### Written instruction A
In the records, repeat everything from the line containing "legend-swatch: [724, 1735, 759, 1768]" down to the line containing "note-text: Note: 'Others'", both of those lines included.

### Extracted text
▼

Day 18: Wiggy

At the Aquone Hostel. Maggie cooks dinner for about nine bucks and breakfast for about four. She’s a magnificent cook. Seriously. Last night we had pork chops, cabbage, mashed potatoes, and an English custard and cake (which my mom used to make once in a while, her people being English). Breakfast was giant waffles, strawberries, cantaloupe, bananas. Even if I weren’t hiking, I’d have been in heaven. Tonight is meatloaf.

I asked Steve (Wiggy, 2010) for advice. He had a lot of it, all of it excellent! I can’t really summarize it into a line or two, so I’ll try to paraphrase what I remember. Wiggy says:

It’s all mental. All of it. General knee pain, physical discomfort… when those drive people off the trail (short of an actual injury), it’s mental.

Surround yourself with positive people. If someone is continuously negative, get away from that person; they’ll drag your mind to the negative, and you might lose the mental game.

As soon as you can, stop being boxed in by the shelters and the trail guide. By a thousand miles, you’ll be a professional: You’ll drink when you find water, you’ll camp when you’re tired, and you won’t be afraid anymore that if you miss a meal you’ll die. You’ll be out of camp qiickly, and you’ll just walk.

Stay happy. Listen to music, drink your hot chocolate… whatever you need to do. Enjoy.

If you want to see animals, get on the trail by 6 AM. If you wait until 10, you’ll only see hikers. The animals are long gone into the woods.

The mountains have been there for a billion years. You, walking through, are a blink. You’ll never, ever change the mountain—so find a way to enjoy it no matter the conditions. If it’s uphill, find a way to make it fun. Downhill? Find a way to make it fun. Snow, sleet, rain, cold? Make it fun

Wiggy is wise. ๐Ÿ™‚

I think it’s fairly obvious that I’ve had a rough start. There are things I didn’t anticipate that have completely blindsided me. The cold, sure. The altitude. The fact that my short stride makes me one of the slowest hikers out here, when at home I’m fast.

But the worst is that this is so lonely! I somehow expected that I’d hook up with people right away. And I did—but they’re long gone. The people here at Aquilone are couples. And their chatter is all about hikers I’ve never met. The solitude is relentless; everybody passes me, and the next batch of people are their own bubble, one that I haven’t been part of.

▲

### Supplied information
▼

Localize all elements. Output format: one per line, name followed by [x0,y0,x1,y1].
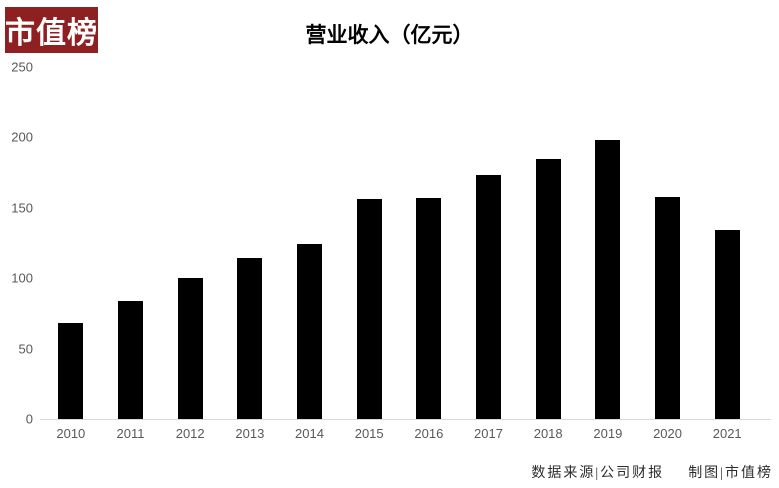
bar-2010 [58,323,84,419]
x-tick-2021: 2021 [712,426,742,441]
y-tick-200: 200 [11,129,33,145]
y-tick-150: 150 [11,200,33,216]
x-tick-2015: 2015 [354,426,384,441]
bar-2012 [177,278,203,419]
bar-2017 [476,175,502,419]
bar-2020 [655,196,681,419]
bar-2019 [595,140,621,419]
x-tick-2013: 2013 [235,426,265,441]
bar-2011 [118,300,143,419]
x-axis-line [40,419,771,420]
bar-2018 [535,158,561,419]
credit-text: 制图|市值榜 [688,466,773,481]
x-tick-2018: 2018 [533,426,563,441]
data-source-text: 数据来源|公司财报 [531,466,665,481]
bar-2021 [714,230,740,419]
source-credit-line: 数据来源|公司财报 制图|市值榜 [531,462,773,482]
bar-2013 [237,258,263,419]
x-tick-2011: 2011 [116,426,145,441]
x-tick-2014: 2014 [295,426,324,441]
x-tick-2017: 2017 [474,426,503,441]
y-tick-0: 0 [25,411,33,427]
y-tick-50: 50 [18,341,33,357]
x-tick-2019: 2019 [593,426,623,441]
y-tick-250: 250 [11,59,33,75]
chart-title: 营业收入（亿元） [305,24,474,47]
bar-2016 [416,197,442,419]
x-tick-2016: 2016 [414,426,444,441]
x-tick-2020: 2020 [653,426,682,441]
shizhibang-logo: 市值榜 [5,7,98,53]
x-tick-2010: 2010 [56,426,86,441]
bar-2015 [356,199,382,419]
bar-2014 [297,244,322,419]
y-tick-100: 100 [11,270,33,286]
x-tick-2012: 2012 [175,426,205,441]
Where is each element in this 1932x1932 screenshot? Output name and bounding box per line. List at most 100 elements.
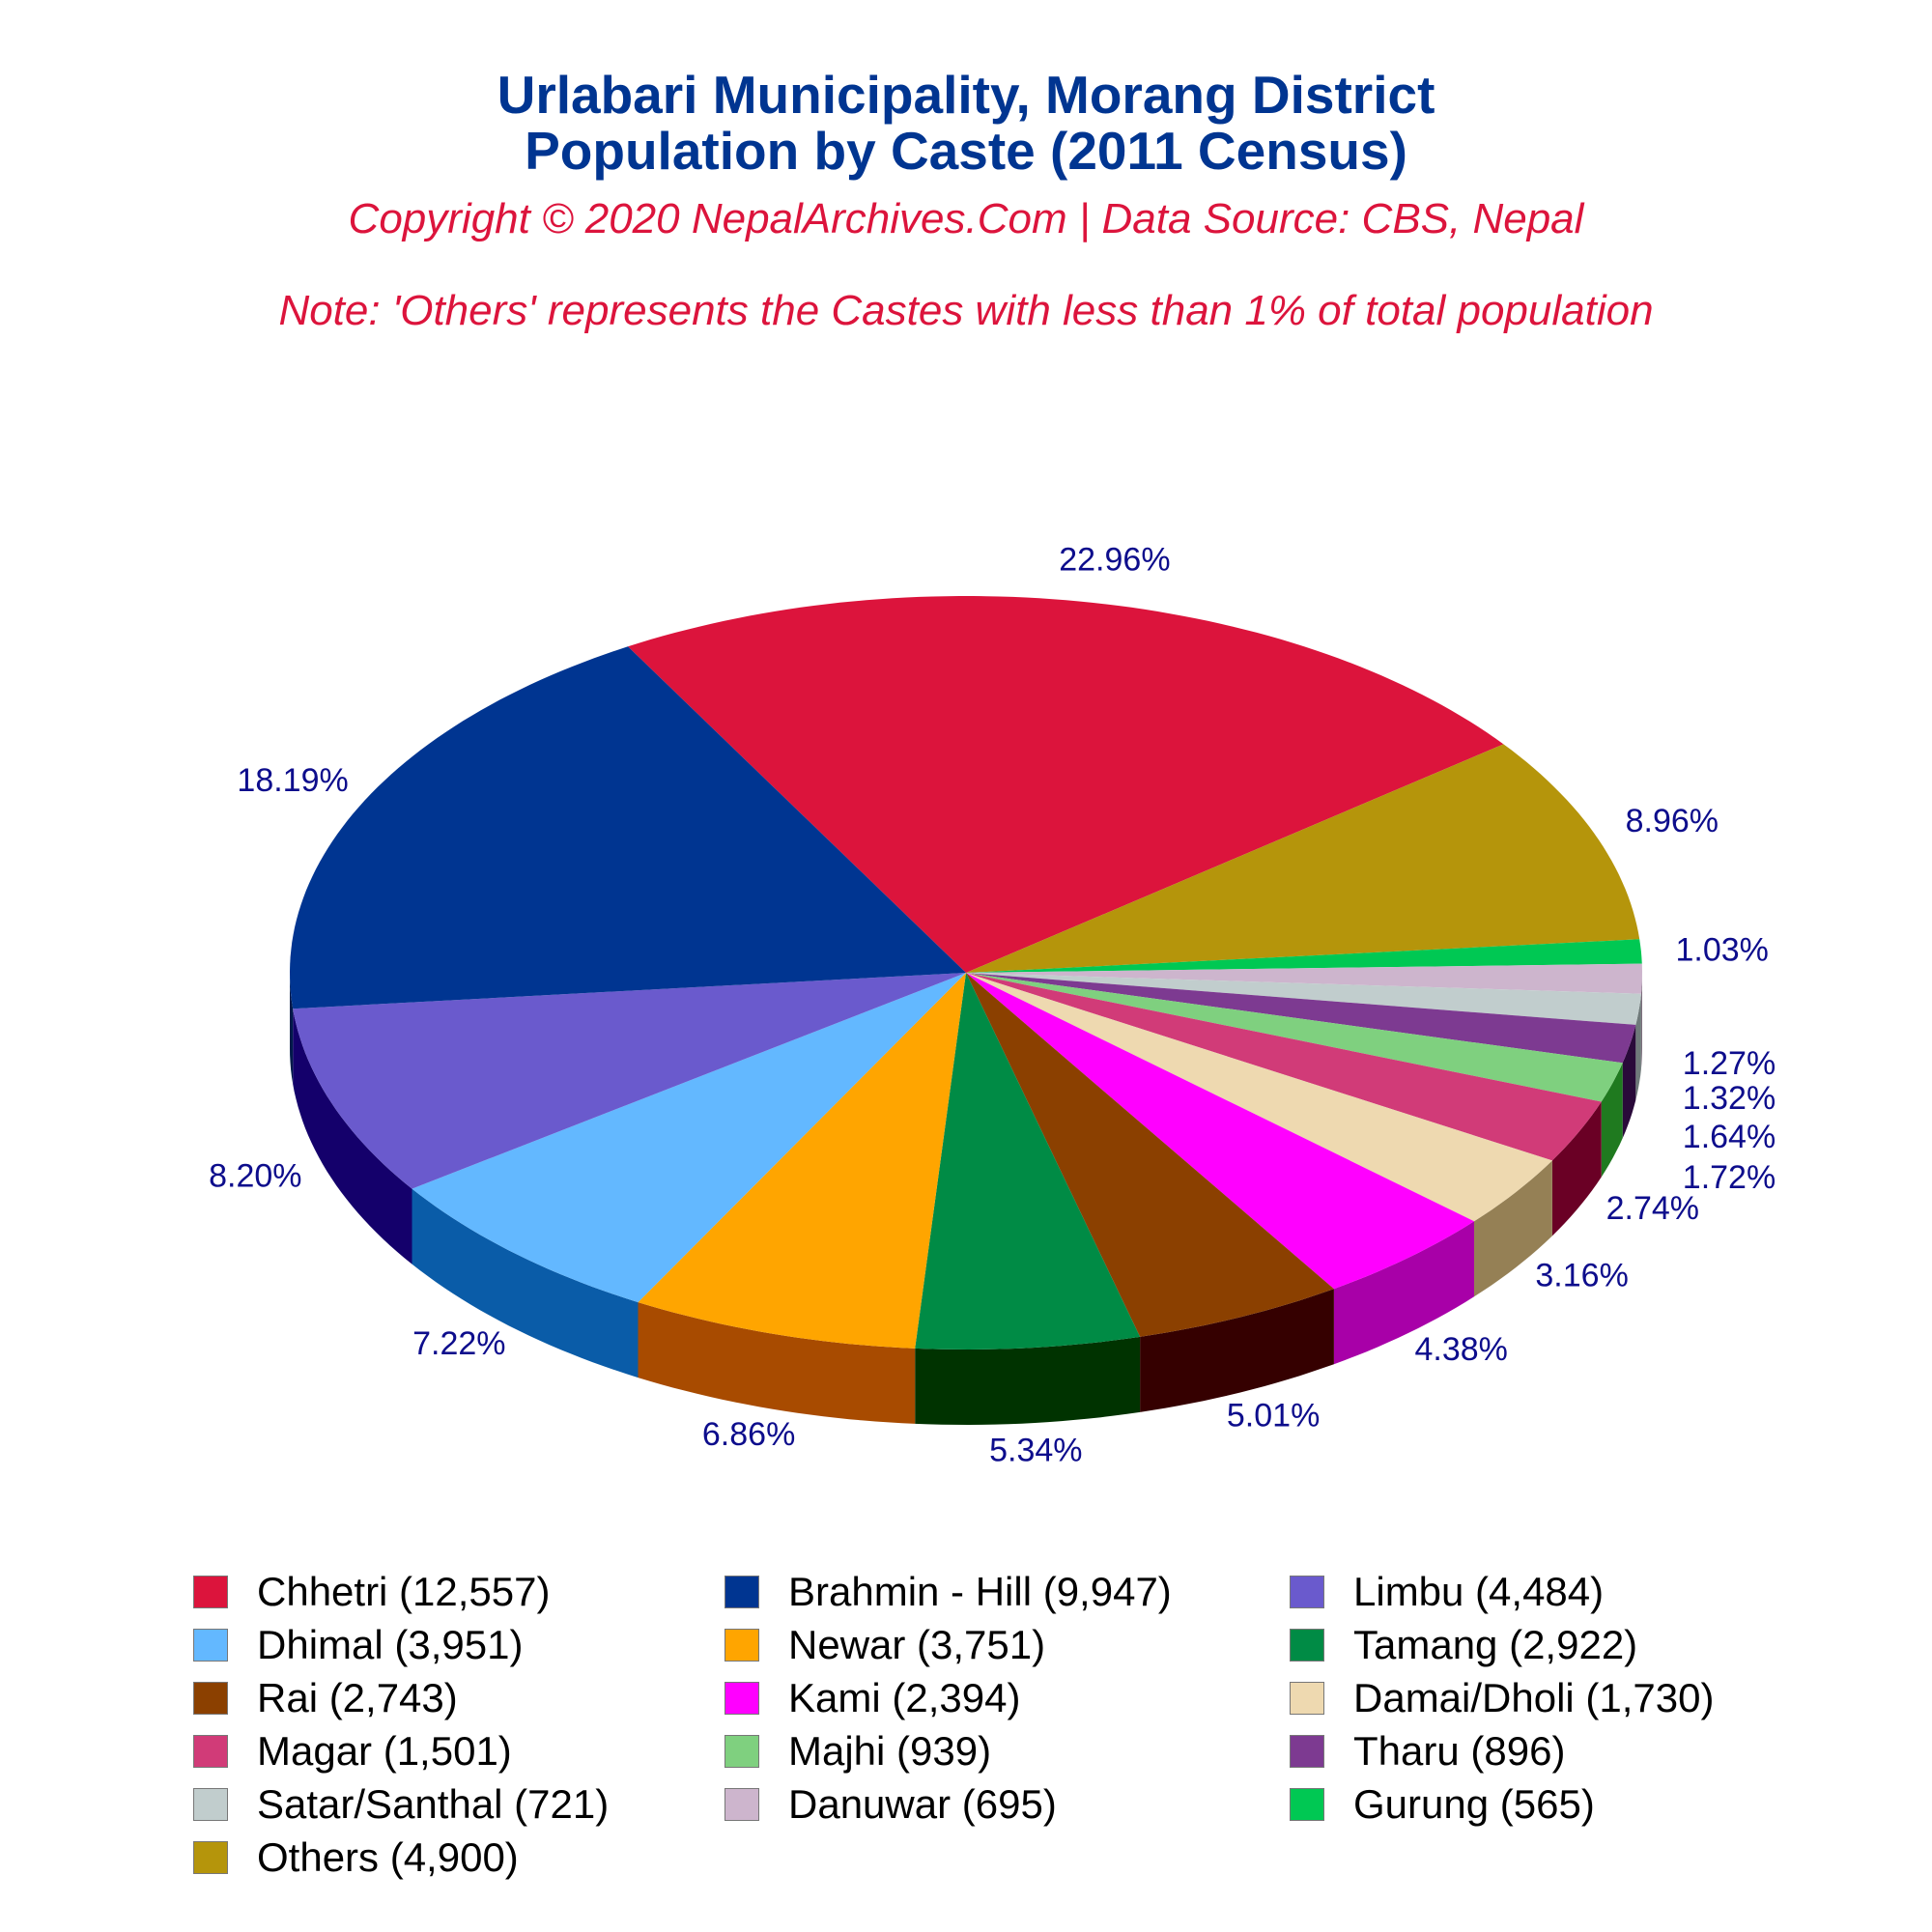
legend-swatch: [724, 1735, 759, 1768]
pct-label-limbu: 8.20%: [209, 1158, 301, 1195]
legend-swatch: [193, 1788, 228, 1821]
legend-label: Kami (2,394): [788, 1675, 1021, 1720]
note-text: Note: 'Others' represents the Castes wit…: [278, 287, 1654, 334]
pie-sides: [290, 973, 1642, 1425]
pct-label-kami: 4.38%: [1414, 1331, 1507, 1368]
pie-slice-chhetri: [628, 596, 1504, 973]
pie-slice-kami: [966, 973, 1474, 1290]
legend-swatch: [193, 1629, 228, 1662]
pie-side-tharu: [1622, 1024, 1636, 1139]
legend-swatch: [193, 1682, 228, 1715]
pct-label-chhetri: 22.96%: [1059, 542, 1170, 579]
legend-swatch: [1290, 1735, 1324, 1768]
pct-label-tamang: 5.34%: [989, 1432, 1082, 1468]
legend: Chhetri (12,557) Brahmin - Hill (9,947) Li…: [0, 1567, 1932, 1880]
legend-label: Tamang (2,922): [1353, 1622, 1638, 1667]
pie-slice-limbu: [293, 973, 966, 1189]
legend-label: Gurung (565): [1353, 1781, 1595, 1827]
pie-slice-satar-santhal: [966, 973, 1641, 1025]
legend-label: Majhi (939): [788, 1728, 992, 1774]
pct-label-gurung: 1.03%: [1675, 931, 1768, 968]
legend-label: Tharu (896): [1353, 1728, 1566, 1774]
legend-swatch: [724, 1576, 759, 1608]
legend-label: Magar (1,501): [257, 1728, 512, 1774]
legend-label: Newar (3,751): [788, 1622, 1046, 1667]
legend-item: Satar/Santhal (721): [193, 1779, 609, 1830]
legend-item: Dhimal (3,951): [193, 1620, 523, 1670]
legend-item: Danuwar (695): [724, 1779, 1057, 1830]
legend-swatch: [193, 1735, 228, 1768]
legend-label: Others (4,900): [257, 1834, 519, 1880]
pie-slice-tharu: [966, 973, 1636, 1064]
pct-label-dhimal: 7.22%: [412, 1325, 505, 1362]
legend-swatch: [1290, 1629, 1324, 1662]
legend-label: Damai/Dholi (1,730): [1353, 1675, 1715, 1720]
legend-item: Brahmin - Hill (9,947): [724, 1567, 1172, 1617]
pie-slice-magar: [966, 973, 1602, 1161]
legend-item: Others (4,900): [193, 1833, 519, 1883]
legend-label: Brahmin - Hill (9,947): [788, 1569, 1172, 1614]
chart-title-line-2: Population by Caste (2011 Census): [525, 121, 1407, 181]
legend-label: Dhimal (3,951): [257, 1622, 524, 1667]
pie-side-brahmin-hill: [290, 973, 294, 1085]
legend-swatch: [193, 1841, 228, 1874]
pie-slice-majhi: [966, 973, 1623, 1102]
legend-item: Limbu (4,484): [1290, 1567, 1604, 1617]
legend-label: Limbu (4,484): [1353, 1569, 1605, 1614]
pie-side-damai-dholi: [1474, 1160, 1552, 1297]
pie-side-kami: [1333, 1221, 1474, 1365]
legend-swatch: [724, 1682, 759, 1715]
legend-swatch: [724, 1788, 759, 1821]
legend-swatch: [1290, 1788, 1324, 1821]
pie-slice-brahmin-hill: [290, 646, 966, 1009]
legend-swatch: [193, 1576, 228, 1608]
pct-label-majhi: 1.72%: [1683, 1159, 1776, 1196]
pct-label-others: 8.96%: [1626, 803, 1719, 839]
pie-slice-rai: [966, 973, 1334, 1337]
legend-item: Tamang (2,922): [1290, 1620, 1637, 1670]
pct-label-damai-dholi: 3.16%: [1535, 1258, 1628, 1294]
pie-side-dhimal: [412, 1188, 639, 1378]
legend-item: Tharu (896): [1290, 1726, 1565, 1776]
pie-side-tamang: [915, 1336, 1141, 1425]
pie-side-magar: [1551, 1101, 1602, 1236]
legend-item: Majhi (939): [724, 1726, 991, 1776]
pct-label-rai: 5.01%: [1227, 1398, 1320, 1435]
pie-slice-others: [966, 744, 1640, 973]
copyright-text: Copyright © 2020 NepalArchives.Com | Dat…: [348, 195, 1584, 242]
pie-side-danuwar: [1640, 973, 1642, 1069]
legend-item: Magar (1,501): [193, 1726, 512, 1776]
pie-side-majhi: [1601, 1063, 1623, 1178]
pie-slice-newar: [638, 973, 966, 1349]
pie-side-satar-santhal: [1635, 993, 1641, 1100]
legend-label: Chhetri (12,557): [257, 1569, 551, 1614]
pie-slice-damai-dholi: [966, 973, 1552, 1222]
pie-slice-danuwar: [966, 963, 1642, 994]
pct-label-satar-santhal: 1.32%: [1683, 1080, 1776, 1117]
pie-slice-dhimal: [412, 973, 966, 1303]
pct-label-brahmin-hill: 18.19%: [237, 762, 348, 799]
pct-label-tharu: 1.64%: [1683, 1119, 1776, 1155]
pie-percent-labels: 22.96% 8.96% 1.03% 1.27%1.32%1.64% 1.72%2.74…: [209, 542, 1776, 1469]
legend-swatch: [1290, 1576, 1324, 1608]
pie-side-rai: [1140, 1289, 1334, 1412]
chart-title-line-1: Urlabari Municipality, Morang District: [497, 65, 1435, 125]
legend-item: Chhetri (12,557): [193, 1567, 551, 1617]
legend-label: Satar/Santhal (721): [257, 1781, 610, 1827]
legend-swatch: [1290, 1682, 1324, 1715]
pie-slice-tamang: [915, 973, 1141, 1350]
legend-item: Kami (2,394): [724, 1673, 1020, 1723]
pie-slices: [290, 596, 1642, 1350]
pie-slice-gurung: [966, 939, 1642, 973]
legend-item: Gurung (565): [1290, 1779, 1595, 1830]
legend-swatch: [724, 1629, 759, 1662]
legend-item: Rai (2,743): [193, 1673, 458, 1723]
pct-label-danuwar: 1.27%: [1683, 1045, 1776, 1082]
legend-item: Damai/Dholi (1,730): [1290, 1673, 1715, 1723]
legend-label: Danuwar (695): [788, 1781, 1057, 1827]
pie-side-newar: [638, 1302, 916, 1424]
pie-side-limbu: [293, 1009, 412, 1264]
legend-item: Newar (3,751): [724, 1620, 1045, 1670]
pct-label-newar: 6.86%: [702, 1416, 795, 1453]
pie-chart: 22.96% 8.96% 1.03% 1.27%1.32%1.64% 1.72%2.74…: [209, 542, 1776, 1469]
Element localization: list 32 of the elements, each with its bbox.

▲

### Written instruction B
List every food the Day 18 entry says was served at breakfast.

### Expected answer A
legend-swatch: [724, 1735, 759, 1768]
pct-label-limbu: 8.20%: [209, 1158, 301, 1195]
legend-swatch: [193, 1788, 228, 1821]
legend-label: Kami (2,394): [788, 1675, 1021, 1720]
note-text: Note: 'Others' represents the Castes wit…: [278, 287, 1654, 334]

### Expected answer B
- Giant waffles
- Strawberries
- Cantaloupe
- Bananas